[本文]
******************************

30歳目前で社長に転身「ずっとレースクイーンはできない」

浅井マリカ こうした地道な努力を重ねたことで、浅井さんは2019年シーズンの「スーパーGT」のオーディション選考を通過し、悲願だったスーパーGTのレースクイーンに。  日本最高峰の自動車レースとして名高いこともあり、スーパーGTのレースクイーンを務めたことで、ラウンドガールや東京ゲームショウなど、芸能の仕事も決まりやすくなったという。  そんな折、2019年末に不動産関係の知人から物件を紹介されたのが、撮影スタジオの経営に携わる契機となった。 「物件を見た瞬間に『これは撮影スタジオにぴったり』だと思い、知人に伝えました。そうしたところ、私の意見が採用されて撮影スタジオをオープンすることになったんです。自分にとって、これはまさに好機だと感じましたね。というのも、ずっとレースクイーンの仕事はできないと思っていて、30歳目前にはセカンドキャリアを歩みたいと考えていたからです」  事務所のマネージャーになるか、結婚して家庭に入るか、就職して会社員になるか。  そのどれも選ばず、起業の道へ進んだのは「昔から経済番組を見るのが好きだったのが大きい」と浅井さんは言う。 「特に芸能人の推しはいなくて、ずっと社長に憧れていたんです。レースクイーン時代にも撮影会モデルもこなしていたこともあり、自分でアイデアを考え、ゼロから撮影スタジオを作れるチャンスをいただいたので、『これはやるしかない』とやる気十分でした」

「最初の1年をどう乗り越えるか」スタジオの切り盛りに奔走

撮影スタジオ

撮影スタジオ「studio 0 story」の様子(写真はインスタグラムより)

******************************

[指示 A] 下の抽出データの行について、最初の行から「- avatar[interactable]: [14, 754, 50, 790]」を含む行までを、「Kinesio taping」を「Cupping therapy」に書き換え、ほかは変えずに示してください。

******************************

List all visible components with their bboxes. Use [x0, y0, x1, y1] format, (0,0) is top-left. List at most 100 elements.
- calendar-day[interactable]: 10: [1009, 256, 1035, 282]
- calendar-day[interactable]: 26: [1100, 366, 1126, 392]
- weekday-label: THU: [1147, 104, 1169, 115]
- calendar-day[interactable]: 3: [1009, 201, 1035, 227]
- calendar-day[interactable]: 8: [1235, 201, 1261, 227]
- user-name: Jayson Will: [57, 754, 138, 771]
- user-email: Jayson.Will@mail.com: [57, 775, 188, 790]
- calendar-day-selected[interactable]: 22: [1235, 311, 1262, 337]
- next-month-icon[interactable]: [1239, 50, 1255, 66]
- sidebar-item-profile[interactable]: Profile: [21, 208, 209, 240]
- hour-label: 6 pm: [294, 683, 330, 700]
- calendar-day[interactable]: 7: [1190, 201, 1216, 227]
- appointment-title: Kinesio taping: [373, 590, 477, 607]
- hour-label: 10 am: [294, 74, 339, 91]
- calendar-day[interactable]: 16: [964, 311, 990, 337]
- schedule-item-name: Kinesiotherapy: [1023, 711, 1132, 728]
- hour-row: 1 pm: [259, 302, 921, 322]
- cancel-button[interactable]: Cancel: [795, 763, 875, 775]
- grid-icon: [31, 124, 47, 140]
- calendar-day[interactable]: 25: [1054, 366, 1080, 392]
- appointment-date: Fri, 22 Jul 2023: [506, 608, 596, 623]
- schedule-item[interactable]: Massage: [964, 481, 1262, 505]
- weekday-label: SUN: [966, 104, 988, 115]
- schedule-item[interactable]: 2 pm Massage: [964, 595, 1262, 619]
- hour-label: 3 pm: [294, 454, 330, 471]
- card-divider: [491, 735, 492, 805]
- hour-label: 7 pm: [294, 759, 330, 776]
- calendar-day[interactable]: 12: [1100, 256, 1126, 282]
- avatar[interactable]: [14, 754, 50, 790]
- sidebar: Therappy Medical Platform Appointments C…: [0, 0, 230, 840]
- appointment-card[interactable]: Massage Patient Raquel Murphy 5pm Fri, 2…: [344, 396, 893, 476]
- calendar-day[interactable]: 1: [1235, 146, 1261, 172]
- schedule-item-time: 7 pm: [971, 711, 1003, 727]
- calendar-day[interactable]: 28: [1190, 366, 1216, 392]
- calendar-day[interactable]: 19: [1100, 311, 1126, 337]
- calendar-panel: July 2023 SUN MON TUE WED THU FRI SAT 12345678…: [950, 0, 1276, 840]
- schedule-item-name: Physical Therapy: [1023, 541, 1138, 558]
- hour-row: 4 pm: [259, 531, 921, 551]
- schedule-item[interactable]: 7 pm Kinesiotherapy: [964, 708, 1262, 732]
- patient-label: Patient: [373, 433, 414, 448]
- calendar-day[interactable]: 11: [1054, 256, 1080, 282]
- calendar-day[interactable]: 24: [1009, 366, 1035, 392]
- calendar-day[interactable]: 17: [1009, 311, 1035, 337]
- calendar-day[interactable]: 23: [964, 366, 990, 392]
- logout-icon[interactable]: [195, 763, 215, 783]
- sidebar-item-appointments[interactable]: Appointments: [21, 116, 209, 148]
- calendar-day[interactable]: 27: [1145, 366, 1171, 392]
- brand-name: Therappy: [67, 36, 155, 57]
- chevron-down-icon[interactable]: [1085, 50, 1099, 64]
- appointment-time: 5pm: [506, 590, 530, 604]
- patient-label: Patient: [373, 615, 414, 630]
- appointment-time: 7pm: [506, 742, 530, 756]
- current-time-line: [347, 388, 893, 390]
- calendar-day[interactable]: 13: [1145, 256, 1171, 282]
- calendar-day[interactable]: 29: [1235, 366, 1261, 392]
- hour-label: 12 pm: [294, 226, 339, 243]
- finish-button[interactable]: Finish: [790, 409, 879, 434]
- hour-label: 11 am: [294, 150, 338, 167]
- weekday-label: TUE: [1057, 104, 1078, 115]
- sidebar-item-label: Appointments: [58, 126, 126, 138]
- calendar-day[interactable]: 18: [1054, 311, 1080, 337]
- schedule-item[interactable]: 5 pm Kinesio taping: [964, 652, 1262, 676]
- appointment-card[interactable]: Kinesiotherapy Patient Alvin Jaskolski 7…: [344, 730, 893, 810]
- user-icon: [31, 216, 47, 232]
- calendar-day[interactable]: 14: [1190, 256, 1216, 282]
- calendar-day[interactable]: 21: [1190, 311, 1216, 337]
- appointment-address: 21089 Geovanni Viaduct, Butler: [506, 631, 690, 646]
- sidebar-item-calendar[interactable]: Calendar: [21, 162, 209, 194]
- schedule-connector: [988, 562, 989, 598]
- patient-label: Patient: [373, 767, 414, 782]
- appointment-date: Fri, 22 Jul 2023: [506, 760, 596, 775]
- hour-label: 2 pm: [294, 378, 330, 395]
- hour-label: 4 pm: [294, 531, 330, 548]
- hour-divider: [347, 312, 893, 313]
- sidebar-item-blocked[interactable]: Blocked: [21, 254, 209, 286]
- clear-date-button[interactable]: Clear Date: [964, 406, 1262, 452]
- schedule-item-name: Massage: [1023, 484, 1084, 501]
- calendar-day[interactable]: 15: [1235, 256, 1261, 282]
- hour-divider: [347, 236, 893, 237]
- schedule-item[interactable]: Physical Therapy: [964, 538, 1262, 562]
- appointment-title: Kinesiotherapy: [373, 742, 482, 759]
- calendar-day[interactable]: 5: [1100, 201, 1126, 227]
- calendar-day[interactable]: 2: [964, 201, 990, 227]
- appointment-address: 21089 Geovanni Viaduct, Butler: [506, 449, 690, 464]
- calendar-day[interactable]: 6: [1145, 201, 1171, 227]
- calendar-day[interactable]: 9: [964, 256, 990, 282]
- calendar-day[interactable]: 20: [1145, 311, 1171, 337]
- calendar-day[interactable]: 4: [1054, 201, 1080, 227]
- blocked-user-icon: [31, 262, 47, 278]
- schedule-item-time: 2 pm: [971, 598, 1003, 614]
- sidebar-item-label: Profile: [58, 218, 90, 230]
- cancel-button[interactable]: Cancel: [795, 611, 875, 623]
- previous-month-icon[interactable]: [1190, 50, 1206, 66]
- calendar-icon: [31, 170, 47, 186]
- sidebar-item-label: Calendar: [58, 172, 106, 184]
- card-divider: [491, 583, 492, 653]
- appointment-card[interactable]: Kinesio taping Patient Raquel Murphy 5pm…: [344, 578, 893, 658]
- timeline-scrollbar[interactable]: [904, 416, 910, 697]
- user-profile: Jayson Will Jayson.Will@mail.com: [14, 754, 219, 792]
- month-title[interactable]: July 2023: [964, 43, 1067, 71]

******************************

[指示 B] 上の本文(浅井さんの起業の話)の最後の文の後から続きを書いてください。

[回答 A]
List all visible components with their bboxes. Use [x0, y0, x1, y1] format, (0,0) is top-left. List at most 100 elements.
- calendar-day[interactable]: 10: [1009, 256, 1035, 282]
- calendar-day[interactable]: 26: [1100, 366, 1126, 392]
- weekday-label: THU: [1147, 104, 1169, 115]
- calendar-day[interactable]: 3: [1009, 201, 1035, 227]
- calendar-day[interactable]: 8: [1235, 201, 1261, 227]
- user-name: Jayson Will: [57, 754, 138, 771]
- user-email: Jayson.Will@mail.com: [57, 775, 188, 790]
- calendar-day-selected[interactable]: 22: [1235, 311, 1262, 337]
- next-month-icon[interactable]: [1239, 50, 1255, 66]
- sidebar-item-profile[interactable]: Profile: [21, 208, 209, 240]
- hour-label: 6 pm: [294, 683, 330, 700]
- calendar-day[interactable]: 7: [1190, 201, 1216, 227]
- appointment-title: Cupping therapy: [373, 590, 477, 607]
- hour-label: 10 am: [294, 74, 339, 91]
- calendar-day[interactable]: 16: [964, 311, 990, 337]
- schedule-item-name: Kinesiotherapy: [1023, 711, 1132, 728]
- hour-row: 1 pm: [259, 302, 921, 322]
- cancel-button[interactable]: Cancel: [795, 763, 875, 775]
- grid-icon: [31, 124, 47, 140]
- calendar-day[interactable]: 25: [1054, 366, 1080, 392]
- appointment-date: Fri, 22 Jul 2023: [506, 608, 596, 623]
- schedule-item[interactable]: Massage: [964, 481, 1262, 505]
- weekday-label: SUN: [966, 104, 988, 115]
- schedule-item[interactable]: 2 pm Massage: [964, 595, 1262, 619]
- hour-label: 3 pm: [294, 454, 330, 471]
- card-divider: [491, 735, 492, 805]
- hour-label: 7 pm: [294, 759, 330, 776]
- calendar-day[interactable]: 12: [1100, 256, 1126, 282]
- avatar[interactable]: [14, 754, 50, 790]

[回答 B]
 2020年3月、東京・押上に「studio 0 story(スタジオゼロストーリー)」をオープン。ちょうどコロナ禍に差し掛かっていたこともあり、4〜5月の緊急事態宣言下では一人でスタジオに入って、インスタで写真を投稿したり、集客サイトに登録したりと準備を進めた。  6月以降は予約が埋まるようになり、さらには自身で撮影会も月4回主催。レースクイーン時代の人脈を生かし、知人のモデルやレースクイーンを集めたとのこと。
モデル

撮影会を主催する浅井さんだが、自らモデルを務めるときもあるそう(写真はインスタグラムより)

「撮影会はうまく回すことができれば、収入の柱になるんですが、今まで出演者側でしか関わったことがなく、主催するにあたっては苦労も多かった。出演オファーの有無、衣装の詳細、SNSの告知依頼など、とにかく撮影会モデルを務める女性にこまめに連絡することを意識していました。  予約の管理から会場のセッティング、当日の進行まで全て自分ひとりで運用しなければならないため、結構なハードワークです。撮影会モデルをキャスティングしてファンを集めるという、やっていることはシンプルだと思います。でも、最初の1年をどう乗り越えるかが勝負だと感じていたので、とにかく毎月必死でしたね」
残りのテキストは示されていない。